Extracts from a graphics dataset
***

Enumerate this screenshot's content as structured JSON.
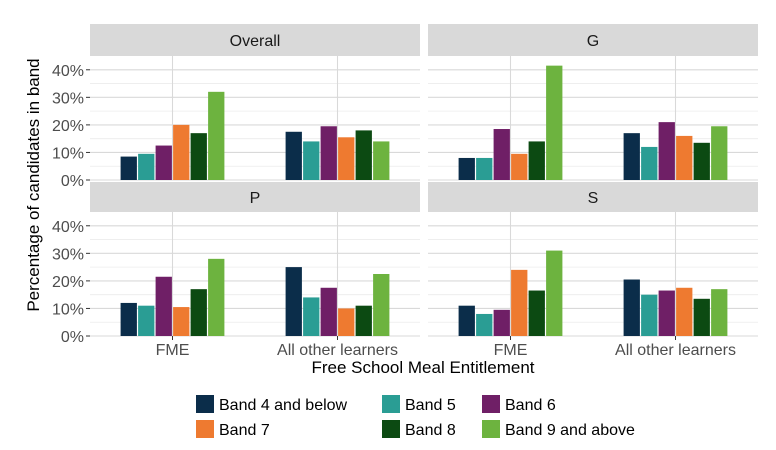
{
  "chart_data": {
    "type": "bar",
    "xlabel": "Free School Meal Entitlement",
    "ylabel": "Percentage of candidates in band",
    "ylim": [
      0,
      45
    ],
    "yticks": [
      "0%",
      "10%",
      "20%",
      "30%",
      "40%"
    ],
    "ytick_values": [
      0,
      10,
      20,
      30,
      40
    ],
    "categories": [
      "FME",
      "All other learners"
    ],
    "grid": true,
    "legend_position": "bottom",
    "series_meta": [
      {
        "name": "Band 4 and below",
        "color": "#0b2d4a"
      },
      {
        "name": "Band 5",
        "color": "#2a9d94"
      },
      {
        "name": "Band 6",
        "color": "#6f1f66"
      },
      {
        "name": "Band 7",
        "color": "#ee7a30"
      },
      {
        "name": "Band 8",
        "color": "#0c4a12"
      },
      {
        "name": "Band 9 and above",
        "color": "#6db33f"
      }
    ],
    "panels": [
      {
        "title": "Overall",
        "series": [
          {
            "name": "Band 4 and below",
            "values": [
              8.5,
              17.5
            ]
          },
          {
            "name": "Band 5",
            "values": [
              9.5,
              14
            ]
          },
          {
            "name": "Band 6",
            "values": [
              12.5,
              19.5
            ]
          },
          {
            "name": "Band 7",
            "values": [
              20,
              15.5
            ]
          },
          {
            "name": "Band 8",
            "values": [
              17,
              18
            ]
          },
          {
            "name": "Band 9 and above",
            "values": [
              32,
              14
            ]
          }
        ]
      },
      {
        "title": "G",
        "series": [
          {
            "name": "Band 4 and below",
            "values": [
              8,
              17
            ]
          },
          {
            "name": "Band 5",
            "values": [
              8,
              12
            ]
          },
          {
            "name": "Band 6",
            "values": [
              18.5,
              21
            ]
          },
          {
            "name": "Band 7",
            "values": [
              9.5,
              16
            ]
          },
          {
            "name": "Band 8",
            "values": [
              14,
              13.5
            ]
          },
          {
            "name": "Band 9 and above",
            "values": [
              41.5,
              19.5
            ]
          }
        ]
      },
      {
        "title": "P",
        "series": [
          {
            "name": "Band 4 and below",
            "values": [
              12,
              25
            ]
          },
          {
            "name": "Band 5",
            "values": [
              11,
              14
            ]
          },
          {
            "name": "Band 6",
            "values": [
              21.5,
              17.5
            ]
          },
          {
            "name": "Band 7",
            "values": [
              10.5,
              10
            ]
          },
          {
            "name": "Band 8",
            "values": [
              17,
              11
            ]
          },
          {
            "name": "Band 9 and above",
            "values": [
              28,
              22.5
            ]
          }
        ]
      },
      {
        "title": "S",
        "series": [
          {
            "name": "Band 4 and below",
            "values": [
              11,
              20.5
            ]
          },
          {
            "name": "Band 5",
            "values": [
              8,
              15
            ]
          },
          {
            "name": "Band 6",
            "values": [
              9.5,
              16.5
            ]
          },
          {
            "name": "Band 7",
            "values": [
              24,
              17.5
            ]
          },
          {
            "name": "Band 8",
            "values": [
              16.5,
              13.5
            ]
          },
          {
            "name": "Band 9 and above",
            "values": [
              31,
              17
            ]
          }
        ]
      }
    ]
  }
}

***

* [SHORT TASK]: Except for the pictures, print the data above exactly.

* [WORKED SOLUTION]:
Enumerate this screenshot's content as structured JSON.
{
  "chart_data": {
    "type": "bar",
    "xlabel": "Free School Meal Entitlement",
    "ylabel": "Percentage of candidates in band",
    "ylim": [
      0,
      45
    ],
    "yticks": [
      "0%",
      "10%",
      "20%",
      "30%",
      "40%"
    ],
    "ytick_values": [
      0,
      10,
      20,
      30,
      40
    ],
    "categories": [
      "FME",
      "All other learners"
    ],
    "grid": true,
    "legend_position": "bottom",
    "series_meta": [
      {
        "name": "Band 4 and below",
        "color": "#0b2d4a"
      },
      {
        "name": "Band 5",
        "color": "#2a9d94"
      },
      {
        "name": "Band 6",
        "color": "#6f1f66"
      },
      {
        "name": "Band 7",
        "color": "#ee7a30"
      },
      {
        "name": "Band 8",
        "color": "#0c4a12"
      },
      {
        "name": "Band 9 and above",
        "color": "#6db33f"
      }
    ],
    "panels": [
      {
        "title": "Overall",
        "series": [
          {
            "name": "Band 4 and below",
            "values": [
              8.5,
              17.5
            ]
          },
          {
            "name": "Band 5",
            "values": [
              9.5,
              14
            ]
          },
          {
            "name": "Band 6",
            "values": [
              12.5,
              19.5
            ]
          },
          {
            "name": "Band 7",
            "values": [
              20,
              15.5
            ]
          },
          {
            "name": "Band 8",
            "values": [
              17,
              18
            ]
          },
          {
            "name": "Band 9 and above",
            "values": [
              32,
              14
            ]
          }
        ]
      },
      {
        "title": "G",
        "series": [
          {
            "name": "Band 4 and below",
            "values": [
              8,
              17
            ]
          },
          {
            "name": "Band 5",
            "values": [
              8,
              12
            ]
          },
          {
            "name": "Band 6",
            "values": [
              18.5,
              21
            ]
          },
          {
            "name": "Band 7",
            "values": [
              9.5,
              16
            ]
          },
          {
            "name": "Band 8",
            "values": [
              14,
              13.5
            ]
          },
          {
            "name": "Band 9 and above",
            "values": [
              41.5,
              19.5
            ]
          }
        ]
      },
      {
        "title": "P",
        "series": [
          {
            "name": "Band 4 and below",
            "values": [
              12,
              25
            ]
          },
          {
            "name": "Band 5",
            "values": [
              11,
              14
            ]
          },
          {
            "name": "Band 6",
            "values": [
              21.5,
              17.5
            ]
          },
          {
            "name": "Band 7",
            "values": [
              10.5,
              10
            ]
          },
          {
            "name": "Band 8",
            "values": [
              17,
              11
            ]
          },
          {
            "name": "Band 9 and above",
            "values": [
              28,
              22.5
            ]
          }
        ]
      },
      {
        "title": "S",
        "series": [
          {
            "name": "Band 4 and below",
            "values": [
              11,
              20.5
            ]
          },
          {
            "name": "Band 5",
            "values": [
              8,
              15
            ]
          },
          {
            "name": "Band 6",
            "values": [
              9.5,
              16.5
            ]
          },
          {
            "name": "Band 7",
            "values": [
              24,
              17.5
            ]
          },
          {
            "name": "Band 8",
            "values": [
              16.5,
              13.5
            ]
          },
          {
            "name": "Band 9 and above",
            "values": [
              31,
              17
            ]
          }
        ]
      }
    ]
  }
}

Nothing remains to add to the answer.